··· Records to use ···
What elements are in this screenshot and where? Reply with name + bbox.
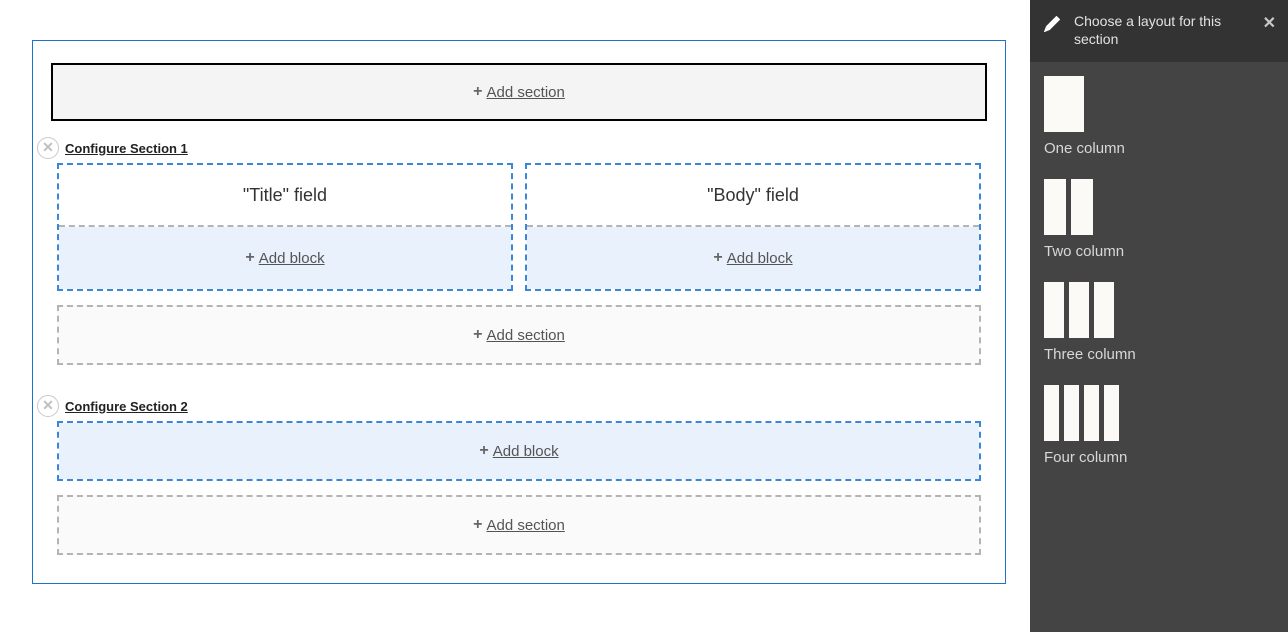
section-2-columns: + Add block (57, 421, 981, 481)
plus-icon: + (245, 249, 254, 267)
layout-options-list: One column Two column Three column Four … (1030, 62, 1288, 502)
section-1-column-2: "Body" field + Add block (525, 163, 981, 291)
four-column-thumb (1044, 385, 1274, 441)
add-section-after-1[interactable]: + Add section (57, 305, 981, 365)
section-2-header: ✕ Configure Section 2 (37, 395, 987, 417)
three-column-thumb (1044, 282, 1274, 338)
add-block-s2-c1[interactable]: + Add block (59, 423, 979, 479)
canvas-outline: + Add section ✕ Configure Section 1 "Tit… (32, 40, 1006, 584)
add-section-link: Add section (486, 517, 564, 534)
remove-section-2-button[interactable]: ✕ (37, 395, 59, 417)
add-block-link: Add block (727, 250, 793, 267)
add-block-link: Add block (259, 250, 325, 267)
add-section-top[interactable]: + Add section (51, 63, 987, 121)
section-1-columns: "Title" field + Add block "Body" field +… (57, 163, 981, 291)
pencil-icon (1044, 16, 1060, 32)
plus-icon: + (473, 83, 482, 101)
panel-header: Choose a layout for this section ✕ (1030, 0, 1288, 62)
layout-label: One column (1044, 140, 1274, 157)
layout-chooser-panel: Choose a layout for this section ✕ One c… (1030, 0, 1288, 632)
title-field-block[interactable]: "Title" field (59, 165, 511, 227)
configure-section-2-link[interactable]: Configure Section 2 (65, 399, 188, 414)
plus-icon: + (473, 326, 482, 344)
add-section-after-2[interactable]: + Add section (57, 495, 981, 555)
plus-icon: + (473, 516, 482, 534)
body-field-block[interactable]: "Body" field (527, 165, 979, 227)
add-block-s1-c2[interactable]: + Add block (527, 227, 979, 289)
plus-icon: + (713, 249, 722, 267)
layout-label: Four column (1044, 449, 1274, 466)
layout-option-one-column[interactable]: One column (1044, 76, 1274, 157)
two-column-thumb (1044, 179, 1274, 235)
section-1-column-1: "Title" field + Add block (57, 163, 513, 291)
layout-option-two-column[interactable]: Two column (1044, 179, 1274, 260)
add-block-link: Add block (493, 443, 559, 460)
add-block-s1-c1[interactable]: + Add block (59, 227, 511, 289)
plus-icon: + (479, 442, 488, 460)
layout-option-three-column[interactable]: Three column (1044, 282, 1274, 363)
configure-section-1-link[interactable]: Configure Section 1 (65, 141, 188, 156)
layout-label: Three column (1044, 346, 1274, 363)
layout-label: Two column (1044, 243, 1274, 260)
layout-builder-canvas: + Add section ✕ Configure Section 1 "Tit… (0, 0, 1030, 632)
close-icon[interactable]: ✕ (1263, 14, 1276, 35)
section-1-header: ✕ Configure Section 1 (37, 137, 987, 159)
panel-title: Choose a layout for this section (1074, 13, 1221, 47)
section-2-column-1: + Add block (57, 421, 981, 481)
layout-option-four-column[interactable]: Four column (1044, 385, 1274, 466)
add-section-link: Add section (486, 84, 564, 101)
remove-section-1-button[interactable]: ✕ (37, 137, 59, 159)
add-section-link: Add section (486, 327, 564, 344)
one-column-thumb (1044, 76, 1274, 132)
···
··· Records to use ···
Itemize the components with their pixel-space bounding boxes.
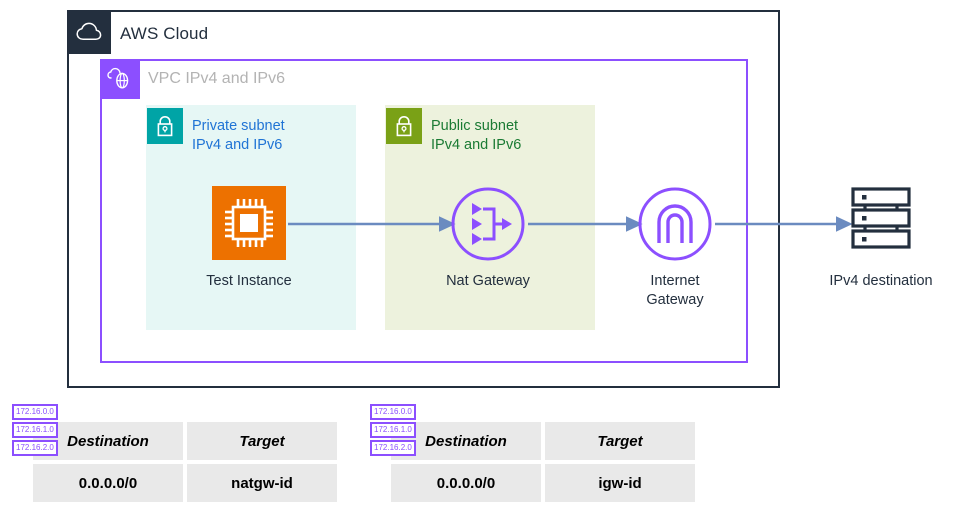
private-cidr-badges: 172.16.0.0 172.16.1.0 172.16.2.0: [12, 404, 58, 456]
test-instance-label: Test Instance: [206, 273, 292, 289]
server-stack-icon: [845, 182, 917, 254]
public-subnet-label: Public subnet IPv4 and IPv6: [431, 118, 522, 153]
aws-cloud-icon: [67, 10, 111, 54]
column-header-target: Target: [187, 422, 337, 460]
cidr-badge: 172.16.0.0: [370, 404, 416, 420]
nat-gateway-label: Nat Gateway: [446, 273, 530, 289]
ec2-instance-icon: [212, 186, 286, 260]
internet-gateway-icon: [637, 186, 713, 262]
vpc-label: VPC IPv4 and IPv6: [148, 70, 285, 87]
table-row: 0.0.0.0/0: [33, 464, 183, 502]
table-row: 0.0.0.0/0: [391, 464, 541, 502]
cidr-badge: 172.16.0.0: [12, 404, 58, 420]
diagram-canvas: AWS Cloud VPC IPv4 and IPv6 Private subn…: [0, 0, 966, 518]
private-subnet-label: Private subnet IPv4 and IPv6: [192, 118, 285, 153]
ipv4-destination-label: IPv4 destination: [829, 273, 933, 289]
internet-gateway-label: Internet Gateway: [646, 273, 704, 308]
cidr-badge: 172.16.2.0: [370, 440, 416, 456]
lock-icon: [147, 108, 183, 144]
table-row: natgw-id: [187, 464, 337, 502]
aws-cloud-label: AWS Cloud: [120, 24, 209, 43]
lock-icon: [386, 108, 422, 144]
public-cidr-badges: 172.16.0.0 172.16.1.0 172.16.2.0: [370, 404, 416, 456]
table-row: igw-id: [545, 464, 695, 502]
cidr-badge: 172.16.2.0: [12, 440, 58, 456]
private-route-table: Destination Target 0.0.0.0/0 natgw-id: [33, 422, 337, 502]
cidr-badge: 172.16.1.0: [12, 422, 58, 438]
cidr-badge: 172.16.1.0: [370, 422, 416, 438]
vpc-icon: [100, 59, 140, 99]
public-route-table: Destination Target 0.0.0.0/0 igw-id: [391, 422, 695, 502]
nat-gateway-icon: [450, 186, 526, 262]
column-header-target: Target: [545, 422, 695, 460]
···
» Description of the task
Lay out the listing lines from the line with "section-2-columns: + Add" to the line with "four-column-thumb (1044, 385, 1274, 441)", both included, as a numbered list without blank lines.

» Result for this exercise
1. section-2-columns: + Add block (57, 421, 981, 481)
2. plus-icon: + (245, 249, 254, 267)
3. layout-options-list: One column Two column Three column Four … (1030, 62, 1288, 502)
4. section-1-column-2: "Body" field + Add block (525, 163, 981, 291)
5. four-column-thumb (1044, 385, 1274, 441)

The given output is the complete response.